**WHAT YOU SHOULD DO:**
Can you return the records below line for line without changing anything, leaving the pictures out?

Annotated element entries
^^^^^^^^

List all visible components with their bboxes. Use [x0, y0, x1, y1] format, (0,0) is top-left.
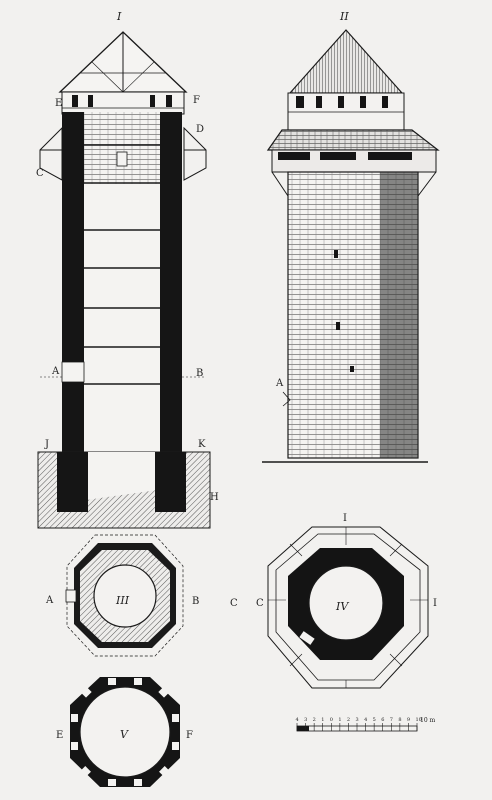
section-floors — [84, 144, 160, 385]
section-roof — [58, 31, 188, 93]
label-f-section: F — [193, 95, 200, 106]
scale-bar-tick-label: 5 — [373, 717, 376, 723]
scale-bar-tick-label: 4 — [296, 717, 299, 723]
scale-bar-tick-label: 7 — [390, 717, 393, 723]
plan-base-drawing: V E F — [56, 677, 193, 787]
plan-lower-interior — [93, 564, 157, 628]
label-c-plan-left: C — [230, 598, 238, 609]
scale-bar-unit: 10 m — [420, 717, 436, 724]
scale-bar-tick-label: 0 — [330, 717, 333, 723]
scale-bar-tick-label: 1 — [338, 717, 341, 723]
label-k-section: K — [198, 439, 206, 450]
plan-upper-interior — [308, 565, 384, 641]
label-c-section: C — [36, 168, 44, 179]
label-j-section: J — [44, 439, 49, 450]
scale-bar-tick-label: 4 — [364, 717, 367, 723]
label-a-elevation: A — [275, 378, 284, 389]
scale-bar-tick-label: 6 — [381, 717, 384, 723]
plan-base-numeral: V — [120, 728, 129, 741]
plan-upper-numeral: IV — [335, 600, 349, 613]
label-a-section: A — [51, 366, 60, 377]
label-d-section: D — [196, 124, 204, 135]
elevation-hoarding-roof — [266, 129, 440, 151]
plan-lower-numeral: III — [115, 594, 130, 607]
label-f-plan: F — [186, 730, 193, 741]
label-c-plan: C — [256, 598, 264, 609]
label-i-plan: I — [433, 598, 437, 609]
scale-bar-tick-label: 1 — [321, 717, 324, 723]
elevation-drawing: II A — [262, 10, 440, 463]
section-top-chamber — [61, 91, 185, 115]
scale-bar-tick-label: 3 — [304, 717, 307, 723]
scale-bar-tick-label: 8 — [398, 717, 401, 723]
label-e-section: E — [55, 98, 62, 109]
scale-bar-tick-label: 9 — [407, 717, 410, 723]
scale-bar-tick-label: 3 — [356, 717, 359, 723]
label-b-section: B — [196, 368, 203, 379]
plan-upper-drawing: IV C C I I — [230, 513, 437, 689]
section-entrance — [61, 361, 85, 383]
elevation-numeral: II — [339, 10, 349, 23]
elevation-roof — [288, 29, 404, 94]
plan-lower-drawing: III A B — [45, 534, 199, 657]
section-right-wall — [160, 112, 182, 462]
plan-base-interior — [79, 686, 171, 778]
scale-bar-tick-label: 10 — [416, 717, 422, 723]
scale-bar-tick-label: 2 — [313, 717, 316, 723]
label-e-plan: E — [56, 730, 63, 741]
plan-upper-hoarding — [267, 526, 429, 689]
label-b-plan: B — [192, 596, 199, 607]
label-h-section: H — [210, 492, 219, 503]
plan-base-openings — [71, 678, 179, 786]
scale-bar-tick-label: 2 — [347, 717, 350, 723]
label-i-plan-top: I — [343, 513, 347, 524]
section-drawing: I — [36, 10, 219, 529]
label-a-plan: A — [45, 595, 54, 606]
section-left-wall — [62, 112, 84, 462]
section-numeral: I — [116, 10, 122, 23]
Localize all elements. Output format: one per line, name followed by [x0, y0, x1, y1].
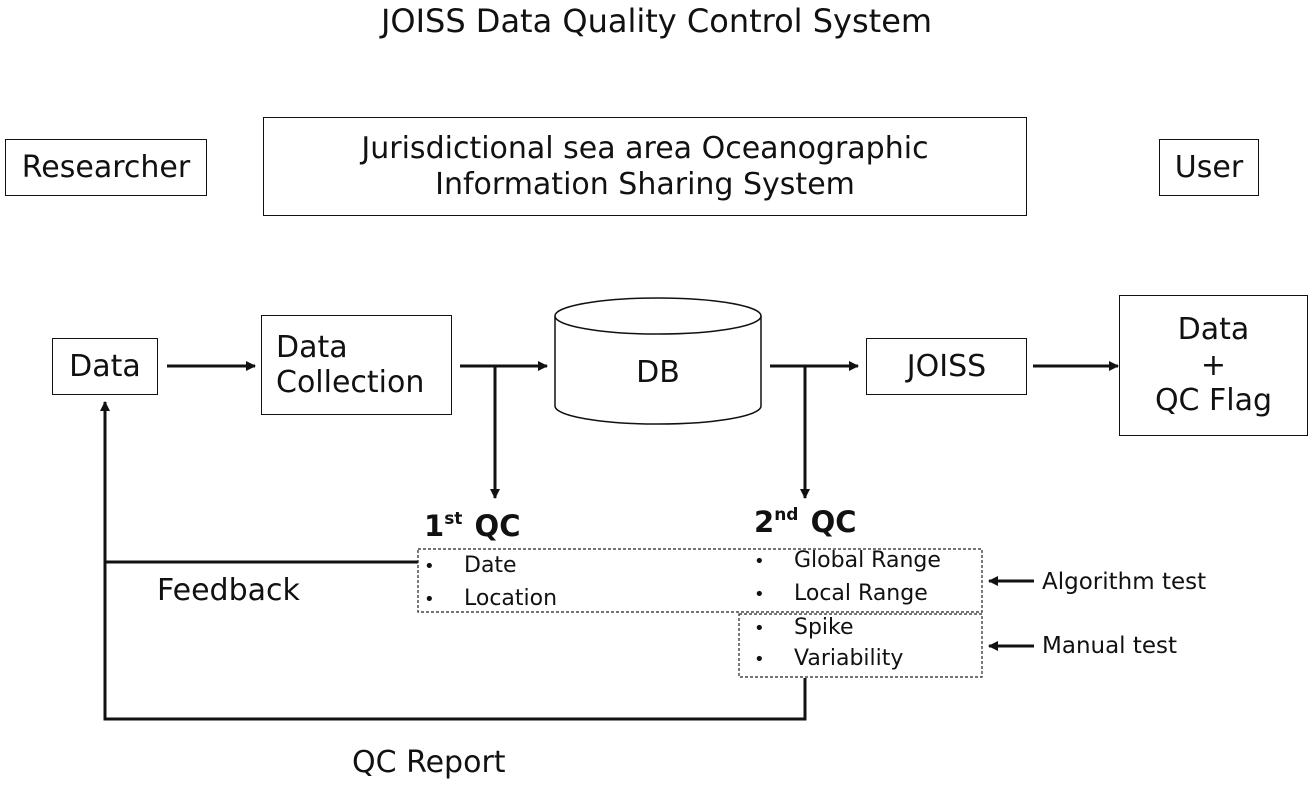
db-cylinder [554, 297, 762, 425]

^^^^^^^^

**THE SOLUTION:**
List all visible components with their bboxes. Use [x0, y0, x1, y1] format, (0,0) is top-left.
section-floors — [84, 144, 160, 385]
section-roof — [58, 31, 188, 93]
label-f-section: F — [193, 95, 200, 106]
scale-bar-tick-label: 5 — [373, 717, 376, 723]
scale-bar-tick-label: 4 — [296, 717, 299, 723]
scale-bar-tick-label: 7 — [390, 717, 393, 723]
plan-base-drawing: V E F — [56, 677, 193, 787]
plan-lower-interior — [93, 564, 157, 628]
label-c-plan-left: C — [230, 598, 238, 609]
scale-bar-unit: 10 m — [420, 717, 436, 724]
scale-bar-tick-label: 0 — [330, 717, 333, 723]
scale-bar-tick-label: 1 — [338, 717, 341, 723]
label-k-section: K — [198, 439, 206, 450]
plan-upper-interior — [308, 565, 384, 641]
label-c-section: C — [36, 168, 44, 179]
label-j-section: J — [44, 439, 49, 450]
scale-bar-tick-label: 4 — [364, 717, 367, 723]
label-a-elevation: A — [275, 378, 284, 389]
scale-bar-tick-label: 6 — [381, 717, 384, 723]
plan-base-numeral: V — [120, 728, 129, 741]
plan-upper-numeral: IV — [335, 600, 349, 613]
label-a-section: A — [51, 366, 60, 377]
label-d-section: D — [196, 124, 204, 135]
elevation-hoarding-roof — [266, 129, 440, 151]
plan-lower-numeral: III — [115, 594, 130, 607]
label-f-plan: F — [186, 730, 193, 741]
label-c-plan: C — [256, 598, 264, 609]
label-i-plan: I — [433, 598, 437, 609]
scale-bar-tick-label: 1 — [321, 717, 324, 723]
elevation-drawing: II A — [262, 10, 440, 463]
section-top-chamber — [61, 91, 185, 115]
scale-bar-tick-label: 3 — [304, 717, 307, 723]
scale-bar-tick-label: 8 — [398, 717, 401, 723]
label-e-section: E — [55, 98, 62, 109]
scale-bar-tick-label: 9 — [407, 717, 410, 723]
scale-bar-tick-label: 3 — [356, 717, 359, 723]
label-b-section: B — [196, 368, 203, 379]
plan-upper-drawing: IV C C I I — [230, 513, 437, 689]
section-entrance — [61, 361, 85, 383]
elevation-numeral: II — [339, 10, 349, 23]
elevation-roof — [288, 29, 404, 94]
plan-lower-drawing: III A B — [45, 534, 199, 657]
section-right-wall — [160, 112, 182, 462]
plan-base-interior — [79, 686, 171, 778]
scale-bar-tick-label: 10 — [416, 717, 422, 723]
scale-bar-tick-label: 2 — [313, 717, 316, 723]
label-e-plan: E — [56, 730, 63, 741]
plan-upper-hoarding — [267, 526, 429, 689]
label-b-plan: B — [192, 596, 199, 607]
label-h-section: H — [210, 492, 219, 503]
plan-base-openings — [71, 678, 179, 786]
scale-bar-tick-label: 2 — [347, 717, 350, 723]
label-i-plan-top: I — [343, 513, 347, 524]
section-drawing: I — [36, 10, 219, 529]
label-a-plan: A — [45, 595, 54, 606]
section-left-wall — [62, 112, 84, 462]
section-numeral: I — [116, 10, 122, 23]
Localize all elements. Output format: one per line, name followed by [x0, y0, x1, y1].
db-cylinder [554, 297, 762, 425]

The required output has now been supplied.